◆ Required task:
Please give the listing again, word for word, with nothing left out.

◆ Task inputs:
[start]
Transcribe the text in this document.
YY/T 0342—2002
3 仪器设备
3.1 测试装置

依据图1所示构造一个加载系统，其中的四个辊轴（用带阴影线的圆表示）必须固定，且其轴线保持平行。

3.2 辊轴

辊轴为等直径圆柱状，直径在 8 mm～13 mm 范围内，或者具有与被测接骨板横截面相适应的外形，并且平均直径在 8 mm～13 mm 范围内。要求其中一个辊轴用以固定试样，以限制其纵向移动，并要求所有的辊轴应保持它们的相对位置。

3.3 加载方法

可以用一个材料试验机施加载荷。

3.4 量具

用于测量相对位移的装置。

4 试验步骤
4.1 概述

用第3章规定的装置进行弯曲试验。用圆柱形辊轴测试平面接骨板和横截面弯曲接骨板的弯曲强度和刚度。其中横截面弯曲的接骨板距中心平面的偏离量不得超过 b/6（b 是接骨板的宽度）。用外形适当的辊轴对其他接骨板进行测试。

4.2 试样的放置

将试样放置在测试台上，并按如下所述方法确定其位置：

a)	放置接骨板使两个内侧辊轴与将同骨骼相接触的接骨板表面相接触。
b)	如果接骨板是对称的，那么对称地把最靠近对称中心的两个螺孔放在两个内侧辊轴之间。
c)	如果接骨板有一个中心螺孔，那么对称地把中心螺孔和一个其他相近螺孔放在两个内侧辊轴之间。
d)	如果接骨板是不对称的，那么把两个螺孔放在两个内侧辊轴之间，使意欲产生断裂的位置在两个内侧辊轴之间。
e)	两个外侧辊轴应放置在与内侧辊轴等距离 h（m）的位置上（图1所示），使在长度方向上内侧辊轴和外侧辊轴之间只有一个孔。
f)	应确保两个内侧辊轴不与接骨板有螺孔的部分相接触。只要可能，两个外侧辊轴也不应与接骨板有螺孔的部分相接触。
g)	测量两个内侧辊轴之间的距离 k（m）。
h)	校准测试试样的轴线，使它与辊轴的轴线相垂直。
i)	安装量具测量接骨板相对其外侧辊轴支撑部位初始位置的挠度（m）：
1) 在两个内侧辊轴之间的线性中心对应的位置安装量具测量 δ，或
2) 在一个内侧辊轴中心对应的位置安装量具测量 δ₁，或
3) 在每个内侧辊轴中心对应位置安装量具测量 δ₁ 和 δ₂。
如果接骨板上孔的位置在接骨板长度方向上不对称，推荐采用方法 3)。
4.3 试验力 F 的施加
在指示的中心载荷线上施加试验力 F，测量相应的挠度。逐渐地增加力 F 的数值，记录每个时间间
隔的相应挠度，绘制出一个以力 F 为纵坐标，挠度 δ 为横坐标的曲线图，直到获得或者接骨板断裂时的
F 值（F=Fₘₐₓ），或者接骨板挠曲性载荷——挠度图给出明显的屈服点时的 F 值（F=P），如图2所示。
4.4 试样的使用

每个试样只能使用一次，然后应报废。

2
[end]
◆ Expected output:
Transcribe the text in this document.
YY/T 0342—2002
3 仪器设备
3.1 测试装置

依据图1所示构造一个加载系统，其中的四个辊轴（用带阴影线的圆表示）必须固定，且其轴线保持平行。

3.2 辊轴

辊轴为等直径圆柱状，直径在 8 mm～13 mm 范围内，或者具有与被测接骨板横截面相适应的外形，并且平均直径在 8 mm～13 mm 范围内。要求其中一个辊轴用以固定试样，以限制其纵向移动，并要求所有的辊轴应保持它们的相对位置。

3.3 加载方法

可以用一个材料试验机施加载荷。

3.4 量具

用于测量相对位移的装置。

4 试验步骤
4.1 概述

用第3章规定的装置进行弯曲试验。用圆柱形辊轴测试平面接骨板和横截面弯曲接骨板的弯曲强度和刚度。其中横截面弯曲的接骨板距中心平面的偏离量不得超过 b/6（b 是接骨板的宽度）。用外形适当的辊轴对其他接骨板进行测试。

4.2 试样的放置

将试样放置在测试台上，并按如下所述方法确定其位置：

a)	放置接骨板使两个内侧辊轴与将同骨骼相接触的接骨板表面相接触。
b)	如果接骨板是对称的，那么对称地把最靠近对称中心的两个螺孔放在两个内侧辊轴之间。
c)	如果接骨板有一个中心螺孔，那么对称地把中心螺孔和一个其他相近螺孔放在两个内侧辊轴之间。
d)	如果接骨板是不对称的，那么把两个螺孔放在两个内侧辊轴之间，使意欲产生断裂的位置在两个内侧辊轴之间。
e)	两个外侧辊轴应放置在与内侧辊轴等距离 h（m）的位置上（图1所示），使在长度方向上内侧辊轴和外侧辊轴之间只有一个孔。
f)	应确保两个内侧辊轴不与接骨板有螺孔的部分相接触。只要可能，两个外侧辊轴也不应与接骨板有螺孔的部分相接触。
g)	测量两个内侧辊轴之间的距离 k（m）。
h)	校准测试试样的轴线，使它与辊轴的轴线相垂直。
i)	安装量具测量接骨板相对其外侧辊轴支撑部位初始位置的挠度（m）：
1) 在两个内侧辊轴之间的线性中心对应的位置安装量具测量 δ，或
2) 在一个内侧辊轴中心对应的位置安装量具测量 δ₁，或
3) 在每个内侧辊轴中心对应位置安装量具测量 δ₁ 和 δ₂。
如果接骨板上孔的位置在接骨板长度方向上不对称，推荐采用方法 3)。
4.3 试验力 F 的施加
在指示的中心载荷线上施加试验力 F，测量相应的挠度。逐渐地增加力 F 的数值，记录每个时间间
隔的相应挠度，绘制出一个以力 F 为纵坐标，挠度 δ 为横坐标的曲线图，直到获得或者接骨板断裂时的
F 值（F=Fₘₐₓ），或者接骨板挠曲性载荷——挠度图给出明显的屈服点时的 F 值（F=P），如图2所示。
4.4 试样的使用

每个试样只能使用一次，然后应报废。

2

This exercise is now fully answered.